### Problem details:
When you find the word "found" in a line of the entries, please copy the whole line.

Start of Excerpted records

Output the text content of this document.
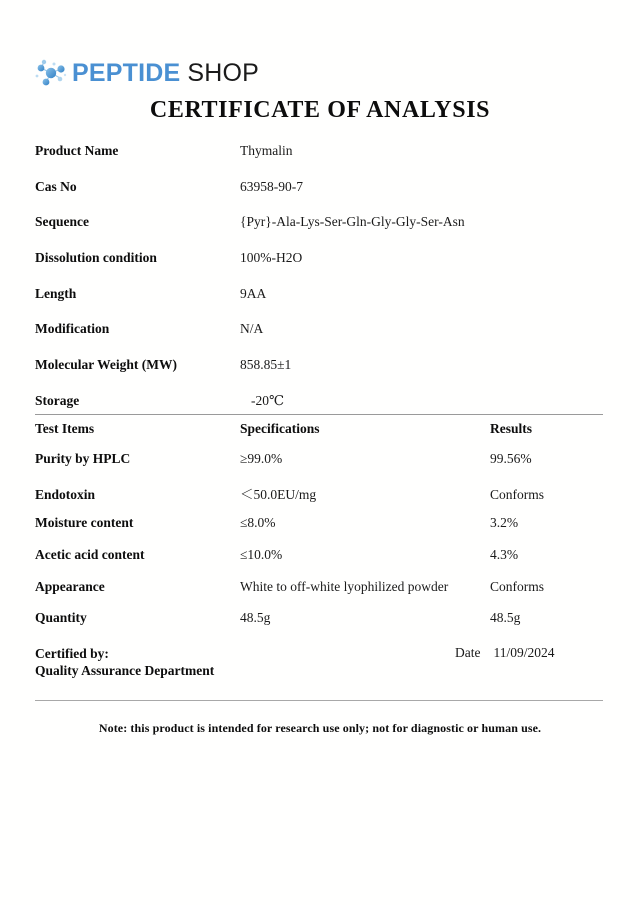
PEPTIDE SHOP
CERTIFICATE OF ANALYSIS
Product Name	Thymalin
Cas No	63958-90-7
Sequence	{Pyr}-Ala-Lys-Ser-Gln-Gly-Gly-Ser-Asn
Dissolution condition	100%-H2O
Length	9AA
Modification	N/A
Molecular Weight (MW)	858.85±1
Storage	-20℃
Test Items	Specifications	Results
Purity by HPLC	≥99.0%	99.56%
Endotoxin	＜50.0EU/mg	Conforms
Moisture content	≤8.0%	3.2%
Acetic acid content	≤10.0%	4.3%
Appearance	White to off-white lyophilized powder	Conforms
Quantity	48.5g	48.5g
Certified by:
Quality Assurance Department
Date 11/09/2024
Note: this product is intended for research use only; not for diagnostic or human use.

End of Excerpted records
Start of Excerpted records

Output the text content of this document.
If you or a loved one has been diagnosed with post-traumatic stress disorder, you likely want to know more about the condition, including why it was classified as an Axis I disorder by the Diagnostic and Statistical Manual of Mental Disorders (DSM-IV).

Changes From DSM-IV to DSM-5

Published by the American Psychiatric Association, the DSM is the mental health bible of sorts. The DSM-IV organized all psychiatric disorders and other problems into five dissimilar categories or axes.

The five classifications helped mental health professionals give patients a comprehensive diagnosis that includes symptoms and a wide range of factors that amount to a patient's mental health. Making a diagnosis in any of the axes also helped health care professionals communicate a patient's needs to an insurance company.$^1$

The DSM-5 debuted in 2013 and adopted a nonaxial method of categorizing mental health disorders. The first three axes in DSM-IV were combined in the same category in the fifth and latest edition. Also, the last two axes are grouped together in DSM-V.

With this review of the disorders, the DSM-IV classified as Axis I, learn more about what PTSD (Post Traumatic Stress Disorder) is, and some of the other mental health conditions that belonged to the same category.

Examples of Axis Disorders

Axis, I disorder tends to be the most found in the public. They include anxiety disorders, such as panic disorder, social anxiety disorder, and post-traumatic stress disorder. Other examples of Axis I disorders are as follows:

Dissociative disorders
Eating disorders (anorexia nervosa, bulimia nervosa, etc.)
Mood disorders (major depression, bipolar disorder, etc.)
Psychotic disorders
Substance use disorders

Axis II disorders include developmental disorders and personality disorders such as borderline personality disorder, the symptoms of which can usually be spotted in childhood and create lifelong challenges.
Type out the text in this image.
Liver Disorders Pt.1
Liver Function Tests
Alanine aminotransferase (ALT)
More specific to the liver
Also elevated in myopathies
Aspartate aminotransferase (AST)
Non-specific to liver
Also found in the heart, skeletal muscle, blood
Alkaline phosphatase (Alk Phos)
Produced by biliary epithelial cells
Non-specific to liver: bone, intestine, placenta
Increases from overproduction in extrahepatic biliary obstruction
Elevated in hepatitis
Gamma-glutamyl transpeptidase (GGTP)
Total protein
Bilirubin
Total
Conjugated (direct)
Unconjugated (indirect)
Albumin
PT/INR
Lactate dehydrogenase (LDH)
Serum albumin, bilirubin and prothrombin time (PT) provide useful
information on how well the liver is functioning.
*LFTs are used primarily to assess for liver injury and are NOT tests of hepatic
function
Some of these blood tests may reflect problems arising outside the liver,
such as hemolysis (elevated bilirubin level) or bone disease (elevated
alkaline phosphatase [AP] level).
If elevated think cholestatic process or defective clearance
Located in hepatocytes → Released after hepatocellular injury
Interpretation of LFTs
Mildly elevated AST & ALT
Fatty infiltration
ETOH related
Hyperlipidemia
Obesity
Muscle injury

End of Excerpted records
Start of Excerpted records

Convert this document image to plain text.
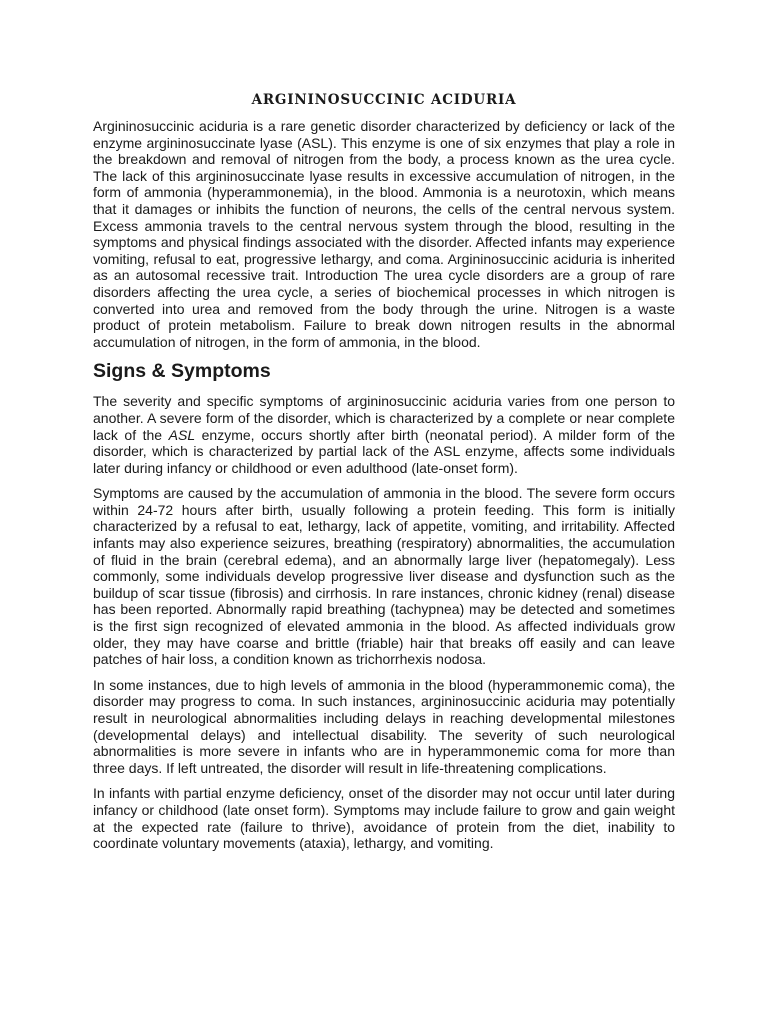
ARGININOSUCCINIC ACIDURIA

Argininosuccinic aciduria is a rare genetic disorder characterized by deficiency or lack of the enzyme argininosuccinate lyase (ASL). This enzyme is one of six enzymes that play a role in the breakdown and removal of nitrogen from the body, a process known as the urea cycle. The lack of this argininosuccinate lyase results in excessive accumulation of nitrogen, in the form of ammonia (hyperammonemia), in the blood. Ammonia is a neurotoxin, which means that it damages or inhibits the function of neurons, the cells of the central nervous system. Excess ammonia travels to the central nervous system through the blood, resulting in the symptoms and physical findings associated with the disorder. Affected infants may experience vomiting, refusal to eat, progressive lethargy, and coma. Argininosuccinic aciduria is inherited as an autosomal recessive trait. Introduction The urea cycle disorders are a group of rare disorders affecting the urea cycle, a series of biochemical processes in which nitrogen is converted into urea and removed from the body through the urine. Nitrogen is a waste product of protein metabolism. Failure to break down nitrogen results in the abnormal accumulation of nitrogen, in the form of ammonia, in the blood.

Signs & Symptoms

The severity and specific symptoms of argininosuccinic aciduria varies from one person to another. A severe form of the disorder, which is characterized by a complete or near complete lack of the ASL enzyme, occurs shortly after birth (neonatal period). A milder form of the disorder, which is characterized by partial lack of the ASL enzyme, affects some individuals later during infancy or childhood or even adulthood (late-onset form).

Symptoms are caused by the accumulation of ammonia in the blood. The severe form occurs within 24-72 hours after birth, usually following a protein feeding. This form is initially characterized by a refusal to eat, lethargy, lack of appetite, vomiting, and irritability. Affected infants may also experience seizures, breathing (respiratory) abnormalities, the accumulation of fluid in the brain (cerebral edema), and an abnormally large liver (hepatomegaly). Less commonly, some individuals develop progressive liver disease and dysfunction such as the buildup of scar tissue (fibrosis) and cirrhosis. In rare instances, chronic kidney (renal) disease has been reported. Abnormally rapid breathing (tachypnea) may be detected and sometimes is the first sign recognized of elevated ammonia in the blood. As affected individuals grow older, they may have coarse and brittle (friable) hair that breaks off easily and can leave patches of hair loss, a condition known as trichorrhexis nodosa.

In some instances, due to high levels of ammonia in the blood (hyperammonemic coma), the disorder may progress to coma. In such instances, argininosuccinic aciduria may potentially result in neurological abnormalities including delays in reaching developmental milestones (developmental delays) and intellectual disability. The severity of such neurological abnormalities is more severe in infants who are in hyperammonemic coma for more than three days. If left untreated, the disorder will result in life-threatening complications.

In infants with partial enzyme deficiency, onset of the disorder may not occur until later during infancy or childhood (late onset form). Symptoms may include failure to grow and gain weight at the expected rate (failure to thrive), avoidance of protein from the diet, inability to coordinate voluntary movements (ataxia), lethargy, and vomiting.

End of Excerpted records

### Task solution:
Axis, I disorder tends to be the most found in the public. They include anxiety disorders, such as panic disorder, social anxiety disorder, and post-traumatic stress disorder. Other examples of Axis I disorders are as follows:
Also found in the heart, skeletal muscle, blood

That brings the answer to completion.